Ich seh, ich seh

Österreich 2014 · 100 min. · FSK: ab 16
Regie: Veronika Franz, Severin Fiala
Drehbuch: ,
Kamera: Martin Gschlacht
Darsteller: Susanne Wuest, Lukas Schwarz, Elias Schwarz, Hans Escher, Elfriede Schatz u.a.
Stilsicher inszeniert, unter die Haut gehend

Familienhorror

Nach etwas mehr als einer Vier­tel­stunde fällt bereits der entschei­dende Satz, der den öster­rei­chi­schen Psycho­thriller Ich seh, ich seh schlei­chend in ein fami­liäres Schlacht­feld verwan­delt: „Sie ist nicht unsere Mama!“ Diesen Verdacht hegen die Zwillinge Elias (Elias Schwarz) und Lukas (Lukas Schwarz), als ihre Mutter (Susanne Wuest) von einer Operation mit banda­giertem Gesicht zurück­kehrt und einen ungewohnt rauen Ton anschlägt. Nichts ist zu spüren von ehrlicher Zuneigung und Wieder­se­hens­freude. Statt­dessen herrscht sie ihre Söhne an, straft einen von ihnen mit beson­derer Miss­ach­tung und fordert ständig absolute Ruhe ein. Verstärkt wird die feind­se­lige Atmo­s­phäre durch die sterile, unbe­hag­liche Einrich­tung des moder­nis­ti­schen Land­hauses, in dem die Frau mit ihren Kindern lebt – offen­kundig ohne den durchweg abwe­senden Vater.

==========

> [Aufgabenbeschreibung]:
Gib aus der Filmkritik alles von „Familienhorror“ bis hinunter zu „durchweg abwe­senden Vater.“ unverändert zurück.

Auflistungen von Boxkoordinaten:
==========

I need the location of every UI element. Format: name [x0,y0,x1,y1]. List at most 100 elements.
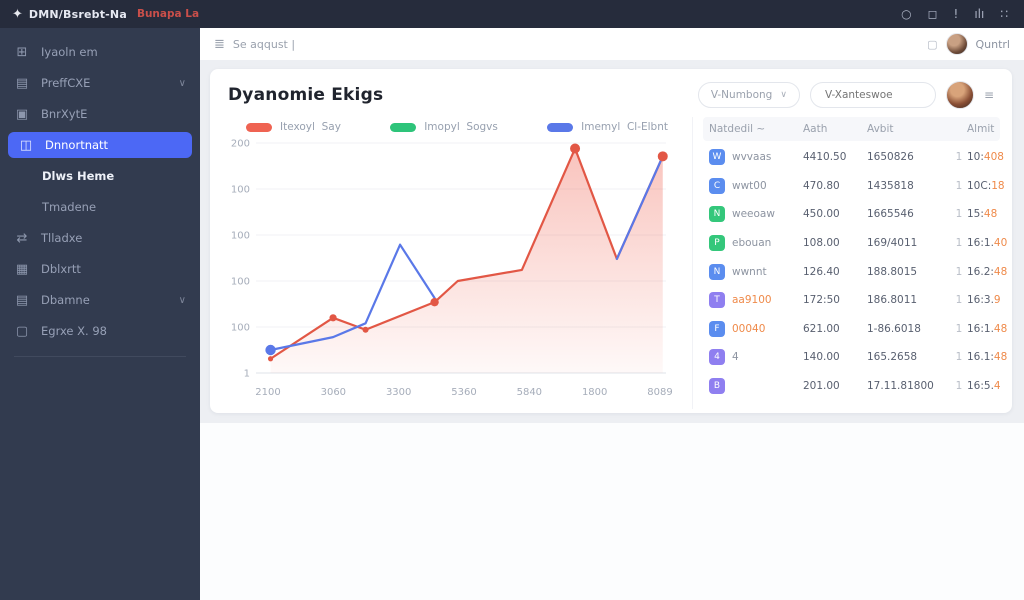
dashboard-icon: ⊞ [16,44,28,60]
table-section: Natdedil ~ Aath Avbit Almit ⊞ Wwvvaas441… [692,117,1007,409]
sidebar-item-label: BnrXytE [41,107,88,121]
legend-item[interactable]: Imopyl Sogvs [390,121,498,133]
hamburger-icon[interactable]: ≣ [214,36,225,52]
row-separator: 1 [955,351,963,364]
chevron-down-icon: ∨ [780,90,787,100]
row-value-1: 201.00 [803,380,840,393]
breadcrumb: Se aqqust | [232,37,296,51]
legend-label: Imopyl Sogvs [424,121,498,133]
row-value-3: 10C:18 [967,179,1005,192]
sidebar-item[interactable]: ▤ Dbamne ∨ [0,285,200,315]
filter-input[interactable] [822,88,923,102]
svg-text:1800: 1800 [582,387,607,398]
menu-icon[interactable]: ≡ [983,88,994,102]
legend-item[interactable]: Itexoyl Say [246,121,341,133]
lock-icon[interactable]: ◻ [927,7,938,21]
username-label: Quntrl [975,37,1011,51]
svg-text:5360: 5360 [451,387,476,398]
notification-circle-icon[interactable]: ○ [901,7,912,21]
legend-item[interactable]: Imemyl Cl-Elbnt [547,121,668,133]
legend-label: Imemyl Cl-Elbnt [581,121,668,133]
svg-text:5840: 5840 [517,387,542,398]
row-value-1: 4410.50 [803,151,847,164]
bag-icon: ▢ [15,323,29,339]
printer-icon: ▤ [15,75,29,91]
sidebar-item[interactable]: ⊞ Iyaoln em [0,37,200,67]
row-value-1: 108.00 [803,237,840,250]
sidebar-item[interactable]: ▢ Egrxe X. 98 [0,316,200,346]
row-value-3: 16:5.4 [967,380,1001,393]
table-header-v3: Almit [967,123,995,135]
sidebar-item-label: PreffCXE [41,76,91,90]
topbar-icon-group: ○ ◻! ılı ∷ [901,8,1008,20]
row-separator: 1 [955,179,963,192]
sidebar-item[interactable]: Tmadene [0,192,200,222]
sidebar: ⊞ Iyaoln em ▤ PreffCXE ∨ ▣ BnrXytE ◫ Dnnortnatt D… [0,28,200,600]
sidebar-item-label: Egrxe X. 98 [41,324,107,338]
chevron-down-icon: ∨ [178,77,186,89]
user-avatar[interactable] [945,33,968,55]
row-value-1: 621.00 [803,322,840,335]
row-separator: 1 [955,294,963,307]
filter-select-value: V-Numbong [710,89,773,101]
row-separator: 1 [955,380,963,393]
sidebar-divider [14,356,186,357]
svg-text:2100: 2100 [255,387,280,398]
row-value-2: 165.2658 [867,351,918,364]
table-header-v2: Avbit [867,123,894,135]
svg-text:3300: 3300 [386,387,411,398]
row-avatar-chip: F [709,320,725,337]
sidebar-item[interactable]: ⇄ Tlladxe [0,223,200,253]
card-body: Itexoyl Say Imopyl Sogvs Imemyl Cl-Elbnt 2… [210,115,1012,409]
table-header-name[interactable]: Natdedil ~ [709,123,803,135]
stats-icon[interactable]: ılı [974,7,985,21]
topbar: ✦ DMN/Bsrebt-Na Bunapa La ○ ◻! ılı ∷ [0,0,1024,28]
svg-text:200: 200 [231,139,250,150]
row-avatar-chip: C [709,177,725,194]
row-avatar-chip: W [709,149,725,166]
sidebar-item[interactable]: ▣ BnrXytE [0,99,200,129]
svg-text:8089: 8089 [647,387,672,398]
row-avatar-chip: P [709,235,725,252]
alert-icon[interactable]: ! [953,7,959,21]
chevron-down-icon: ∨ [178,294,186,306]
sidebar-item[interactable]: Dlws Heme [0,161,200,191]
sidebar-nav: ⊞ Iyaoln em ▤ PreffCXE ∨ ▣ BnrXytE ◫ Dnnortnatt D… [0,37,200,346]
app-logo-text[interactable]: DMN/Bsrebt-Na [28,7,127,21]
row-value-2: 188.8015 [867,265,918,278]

==========

> [Vollständige Antwort]:
Familienhorror

Nach etwas mehr als einer Vier­tel­stunde fällt bereits der entschei­dende Satz, der den öster­rei­chi­schen Psycho­thriller Ich seh, ich seh schlei­chend in ein fami­liäres Schlacht­feld verwan­delt: „Sie ist nicht unsere Mama!“ Diesen Verdacht hegen die Zwillinge Elias (Elias Schwarz) und Lukas (Lukas Schwarz), als ihre Mutter (Susanne Wuest) von einer Operation mit banda­giertem Gesicht zurück­kehrt und einen ungewohnt rauen Ton anschlägt. Nichts ist zu spüren von ehrlicher Zuneigung und Wieder­se­hens­freude. Statt­dessen herrscht sie ihre Söhne an, straft einen von ihnen mit beson­derer Miss­ach­tung und fordert ständig absolute Ruhe ein. Verstärkt wird die feind­se­lige Atmo­s­phäre durch die sterile, unbe­hag­liche Einrich­tung des moder­nis­ti­schen Land­hauses, in dem die Frau mit ihren Kindern lebt – offen­kundig ohne den durchweg abwe­senden Vater.